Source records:
----
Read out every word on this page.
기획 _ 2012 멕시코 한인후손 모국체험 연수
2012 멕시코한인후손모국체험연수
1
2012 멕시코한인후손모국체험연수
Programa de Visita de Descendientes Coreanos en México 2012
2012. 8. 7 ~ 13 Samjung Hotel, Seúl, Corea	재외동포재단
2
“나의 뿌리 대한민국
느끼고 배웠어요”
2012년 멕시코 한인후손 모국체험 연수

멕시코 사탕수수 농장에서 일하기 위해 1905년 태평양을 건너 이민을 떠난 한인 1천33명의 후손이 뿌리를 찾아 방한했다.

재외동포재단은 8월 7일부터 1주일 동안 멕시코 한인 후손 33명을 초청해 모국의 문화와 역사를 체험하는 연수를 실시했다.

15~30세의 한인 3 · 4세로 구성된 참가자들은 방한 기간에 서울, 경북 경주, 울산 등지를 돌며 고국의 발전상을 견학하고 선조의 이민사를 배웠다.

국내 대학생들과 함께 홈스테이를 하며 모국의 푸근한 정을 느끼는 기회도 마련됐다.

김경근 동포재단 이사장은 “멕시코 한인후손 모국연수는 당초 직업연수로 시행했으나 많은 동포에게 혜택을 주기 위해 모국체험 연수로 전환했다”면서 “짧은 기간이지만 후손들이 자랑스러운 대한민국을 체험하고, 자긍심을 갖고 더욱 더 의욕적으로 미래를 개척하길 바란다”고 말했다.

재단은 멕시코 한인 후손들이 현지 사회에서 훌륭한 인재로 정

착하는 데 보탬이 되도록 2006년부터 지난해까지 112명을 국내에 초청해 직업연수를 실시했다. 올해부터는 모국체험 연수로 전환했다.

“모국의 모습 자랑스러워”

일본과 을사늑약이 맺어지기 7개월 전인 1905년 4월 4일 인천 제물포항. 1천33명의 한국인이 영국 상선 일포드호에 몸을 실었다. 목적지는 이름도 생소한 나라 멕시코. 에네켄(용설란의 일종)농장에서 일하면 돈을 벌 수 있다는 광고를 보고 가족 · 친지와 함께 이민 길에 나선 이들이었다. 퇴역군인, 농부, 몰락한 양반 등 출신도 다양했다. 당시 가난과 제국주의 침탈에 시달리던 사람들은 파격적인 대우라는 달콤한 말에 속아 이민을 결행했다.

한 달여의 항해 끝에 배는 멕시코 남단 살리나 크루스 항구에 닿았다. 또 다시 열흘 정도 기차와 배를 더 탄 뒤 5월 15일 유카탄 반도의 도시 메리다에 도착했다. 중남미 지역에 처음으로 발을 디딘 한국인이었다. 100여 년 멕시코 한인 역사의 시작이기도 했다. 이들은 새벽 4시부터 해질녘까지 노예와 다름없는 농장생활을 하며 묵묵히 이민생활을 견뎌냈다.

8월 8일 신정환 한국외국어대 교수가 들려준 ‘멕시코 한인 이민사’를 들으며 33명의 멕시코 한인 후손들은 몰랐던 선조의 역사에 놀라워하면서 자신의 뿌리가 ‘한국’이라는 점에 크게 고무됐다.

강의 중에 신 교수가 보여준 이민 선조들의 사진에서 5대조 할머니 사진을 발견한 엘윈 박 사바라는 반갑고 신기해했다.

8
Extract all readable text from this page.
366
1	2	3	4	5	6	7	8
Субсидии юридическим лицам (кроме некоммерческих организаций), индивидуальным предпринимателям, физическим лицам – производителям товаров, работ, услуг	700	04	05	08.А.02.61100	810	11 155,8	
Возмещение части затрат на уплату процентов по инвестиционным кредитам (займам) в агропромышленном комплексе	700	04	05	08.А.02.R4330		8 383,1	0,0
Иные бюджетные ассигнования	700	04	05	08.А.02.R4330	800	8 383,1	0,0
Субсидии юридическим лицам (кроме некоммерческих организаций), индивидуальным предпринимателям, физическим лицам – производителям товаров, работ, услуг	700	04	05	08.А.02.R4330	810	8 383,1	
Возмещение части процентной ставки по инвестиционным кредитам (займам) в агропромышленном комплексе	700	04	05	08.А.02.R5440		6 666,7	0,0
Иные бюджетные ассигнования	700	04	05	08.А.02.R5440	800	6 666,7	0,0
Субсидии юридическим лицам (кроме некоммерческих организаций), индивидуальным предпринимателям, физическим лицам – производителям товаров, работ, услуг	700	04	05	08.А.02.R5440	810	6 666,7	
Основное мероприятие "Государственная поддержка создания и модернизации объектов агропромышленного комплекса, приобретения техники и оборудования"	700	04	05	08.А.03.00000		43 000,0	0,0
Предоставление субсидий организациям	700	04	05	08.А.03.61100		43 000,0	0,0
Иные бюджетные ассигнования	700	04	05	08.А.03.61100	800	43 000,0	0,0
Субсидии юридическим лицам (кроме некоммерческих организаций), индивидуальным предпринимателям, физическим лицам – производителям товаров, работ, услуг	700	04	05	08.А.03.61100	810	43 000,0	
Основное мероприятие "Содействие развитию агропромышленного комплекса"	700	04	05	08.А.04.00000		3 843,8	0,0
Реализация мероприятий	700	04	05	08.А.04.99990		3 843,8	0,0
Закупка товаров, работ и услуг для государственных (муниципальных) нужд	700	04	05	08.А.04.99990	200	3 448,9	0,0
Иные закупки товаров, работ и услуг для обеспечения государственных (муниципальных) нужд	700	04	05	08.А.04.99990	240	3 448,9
----
- Job -
Determine the number of lines in the records that include the string "предпринимателям", and respond with that number only.

- Solution to this problem -
4